- WHAT YOU NEED TO DO: Pick out the lines containing "commercia".
# MATERIAL PROVIDED start
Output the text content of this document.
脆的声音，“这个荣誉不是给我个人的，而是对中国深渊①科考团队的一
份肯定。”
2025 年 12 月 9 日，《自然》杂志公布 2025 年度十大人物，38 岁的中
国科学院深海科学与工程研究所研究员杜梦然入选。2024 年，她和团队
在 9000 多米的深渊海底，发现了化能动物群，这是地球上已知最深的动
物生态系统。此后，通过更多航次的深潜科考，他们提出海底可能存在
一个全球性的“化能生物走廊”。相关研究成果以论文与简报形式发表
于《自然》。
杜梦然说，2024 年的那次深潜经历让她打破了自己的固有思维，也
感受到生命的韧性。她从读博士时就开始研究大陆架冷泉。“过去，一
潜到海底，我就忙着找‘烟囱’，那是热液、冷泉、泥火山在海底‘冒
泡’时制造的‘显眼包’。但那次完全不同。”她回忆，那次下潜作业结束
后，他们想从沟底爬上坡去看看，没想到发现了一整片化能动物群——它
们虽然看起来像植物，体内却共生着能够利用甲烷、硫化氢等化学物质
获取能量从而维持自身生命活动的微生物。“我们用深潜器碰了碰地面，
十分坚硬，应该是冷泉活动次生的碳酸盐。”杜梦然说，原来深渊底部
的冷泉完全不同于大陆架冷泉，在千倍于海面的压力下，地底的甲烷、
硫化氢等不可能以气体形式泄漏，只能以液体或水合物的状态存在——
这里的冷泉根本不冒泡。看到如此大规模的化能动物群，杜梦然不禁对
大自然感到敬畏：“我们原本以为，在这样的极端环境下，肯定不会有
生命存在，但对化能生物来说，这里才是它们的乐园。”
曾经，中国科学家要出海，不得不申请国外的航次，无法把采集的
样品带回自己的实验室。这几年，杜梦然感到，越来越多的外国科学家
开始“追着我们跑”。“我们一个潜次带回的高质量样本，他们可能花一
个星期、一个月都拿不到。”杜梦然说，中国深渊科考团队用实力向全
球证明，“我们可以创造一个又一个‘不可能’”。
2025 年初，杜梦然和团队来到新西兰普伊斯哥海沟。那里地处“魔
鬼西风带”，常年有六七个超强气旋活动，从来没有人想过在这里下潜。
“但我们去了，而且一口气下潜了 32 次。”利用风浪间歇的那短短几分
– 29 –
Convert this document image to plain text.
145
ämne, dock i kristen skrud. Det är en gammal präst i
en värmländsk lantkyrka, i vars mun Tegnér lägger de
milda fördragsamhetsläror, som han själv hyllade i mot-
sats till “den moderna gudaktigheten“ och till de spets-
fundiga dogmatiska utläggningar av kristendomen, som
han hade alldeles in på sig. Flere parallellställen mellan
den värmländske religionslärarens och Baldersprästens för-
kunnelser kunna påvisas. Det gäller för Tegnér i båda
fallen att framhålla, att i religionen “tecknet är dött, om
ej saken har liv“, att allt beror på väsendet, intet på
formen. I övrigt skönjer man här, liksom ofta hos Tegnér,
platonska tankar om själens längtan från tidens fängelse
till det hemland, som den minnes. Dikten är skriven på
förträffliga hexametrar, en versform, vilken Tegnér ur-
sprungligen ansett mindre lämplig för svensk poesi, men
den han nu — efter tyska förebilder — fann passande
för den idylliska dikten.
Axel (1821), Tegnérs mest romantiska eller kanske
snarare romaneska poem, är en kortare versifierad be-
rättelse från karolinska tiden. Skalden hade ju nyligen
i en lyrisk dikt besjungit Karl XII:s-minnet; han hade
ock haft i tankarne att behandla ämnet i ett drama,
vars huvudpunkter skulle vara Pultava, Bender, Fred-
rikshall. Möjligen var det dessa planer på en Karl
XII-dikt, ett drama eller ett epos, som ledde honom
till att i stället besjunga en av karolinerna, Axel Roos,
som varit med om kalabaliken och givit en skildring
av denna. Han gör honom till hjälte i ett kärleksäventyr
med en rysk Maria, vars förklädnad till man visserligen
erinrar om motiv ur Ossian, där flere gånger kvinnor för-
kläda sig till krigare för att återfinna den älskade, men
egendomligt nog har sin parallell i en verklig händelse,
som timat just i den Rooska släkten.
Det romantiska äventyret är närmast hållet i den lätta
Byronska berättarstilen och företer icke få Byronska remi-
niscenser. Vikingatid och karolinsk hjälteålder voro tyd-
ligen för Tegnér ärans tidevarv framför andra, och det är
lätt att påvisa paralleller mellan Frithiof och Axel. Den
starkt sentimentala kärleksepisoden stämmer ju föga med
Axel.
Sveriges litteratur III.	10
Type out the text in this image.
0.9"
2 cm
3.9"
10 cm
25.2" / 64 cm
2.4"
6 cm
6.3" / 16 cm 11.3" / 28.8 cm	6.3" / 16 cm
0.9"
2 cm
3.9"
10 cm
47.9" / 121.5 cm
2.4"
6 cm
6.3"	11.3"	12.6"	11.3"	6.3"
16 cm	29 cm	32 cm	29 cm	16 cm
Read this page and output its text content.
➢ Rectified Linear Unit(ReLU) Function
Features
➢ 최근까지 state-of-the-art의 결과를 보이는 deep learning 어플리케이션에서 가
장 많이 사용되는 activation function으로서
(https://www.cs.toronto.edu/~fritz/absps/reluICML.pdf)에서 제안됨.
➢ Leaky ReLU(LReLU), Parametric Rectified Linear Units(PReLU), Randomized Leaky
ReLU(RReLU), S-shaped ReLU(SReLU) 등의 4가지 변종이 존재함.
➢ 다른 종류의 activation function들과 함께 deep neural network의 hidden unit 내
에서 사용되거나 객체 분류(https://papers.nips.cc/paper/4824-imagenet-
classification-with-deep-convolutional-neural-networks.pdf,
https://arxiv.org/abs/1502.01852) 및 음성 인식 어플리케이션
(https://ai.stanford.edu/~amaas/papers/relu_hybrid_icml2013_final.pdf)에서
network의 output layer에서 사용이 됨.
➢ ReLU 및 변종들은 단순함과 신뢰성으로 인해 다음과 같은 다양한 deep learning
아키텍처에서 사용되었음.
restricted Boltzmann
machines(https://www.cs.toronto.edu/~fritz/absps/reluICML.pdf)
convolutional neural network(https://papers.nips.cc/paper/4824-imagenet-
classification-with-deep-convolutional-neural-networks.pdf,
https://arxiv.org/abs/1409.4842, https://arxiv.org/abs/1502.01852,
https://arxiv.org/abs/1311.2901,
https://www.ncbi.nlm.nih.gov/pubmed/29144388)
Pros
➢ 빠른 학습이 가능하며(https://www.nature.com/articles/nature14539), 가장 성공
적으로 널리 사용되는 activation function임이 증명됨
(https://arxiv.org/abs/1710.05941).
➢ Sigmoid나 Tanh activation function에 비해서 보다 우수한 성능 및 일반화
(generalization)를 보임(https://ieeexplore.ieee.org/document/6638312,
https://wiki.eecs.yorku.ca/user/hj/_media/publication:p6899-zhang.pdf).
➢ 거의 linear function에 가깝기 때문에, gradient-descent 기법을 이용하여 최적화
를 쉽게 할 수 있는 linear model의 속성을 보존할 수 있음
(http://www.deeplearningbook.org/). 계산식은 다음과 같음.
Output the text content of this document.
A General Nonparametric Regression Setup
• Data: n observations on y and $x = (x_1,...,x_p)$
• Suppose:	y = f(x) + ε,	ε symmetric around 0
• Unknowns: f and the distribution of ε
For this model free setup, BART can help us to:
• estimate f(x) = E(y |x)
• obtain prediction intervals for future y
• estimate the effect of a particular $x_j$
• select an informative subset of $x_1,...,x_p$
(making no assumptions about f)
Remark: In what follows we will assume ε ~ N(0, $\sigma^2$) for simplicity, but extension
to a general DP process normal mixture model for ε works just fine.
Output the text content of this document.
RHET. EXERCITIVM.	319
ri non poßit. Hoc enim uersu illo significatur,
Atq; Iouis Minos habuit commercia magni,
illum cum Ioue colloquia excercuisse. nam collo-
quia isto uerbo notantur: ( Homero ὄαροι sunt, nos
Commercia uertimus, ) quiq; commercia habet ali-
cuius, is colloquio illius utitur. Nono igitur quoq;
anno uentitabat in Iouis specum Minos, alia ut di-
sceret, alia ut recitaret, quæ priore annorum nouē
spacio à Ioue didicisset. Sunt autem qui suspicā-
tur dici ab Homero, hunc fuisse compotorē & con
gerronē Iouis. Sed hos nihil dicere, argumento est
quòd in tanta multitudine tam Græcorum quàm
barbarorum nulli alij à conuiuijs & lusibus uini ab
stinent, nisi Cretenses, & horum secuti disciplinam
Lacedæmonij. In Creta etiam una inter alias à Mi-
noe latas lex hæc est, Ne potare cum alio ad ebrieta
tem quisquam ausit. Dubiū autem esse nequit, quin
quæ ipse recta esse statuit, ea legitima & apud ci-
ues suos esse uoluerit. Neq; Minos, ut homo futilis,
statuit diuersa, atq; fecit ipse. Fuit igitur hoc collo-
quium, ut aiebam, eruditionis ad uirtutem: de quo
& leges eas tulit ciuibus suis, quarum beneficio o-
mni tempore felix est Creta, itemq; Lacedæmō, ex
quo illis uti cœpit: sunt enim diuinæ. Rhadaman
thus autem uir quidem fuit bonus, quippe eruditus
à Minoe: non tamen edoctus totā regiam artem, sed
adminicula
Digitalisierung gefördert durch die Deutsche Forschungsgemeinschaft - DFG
# MATERIAL PROVIDED end
- EXERCISE RESPONSE:
Atq; Iouis Minos habuit commercia magni,
Commercia uertimus, ) quiq; commercia habet ali-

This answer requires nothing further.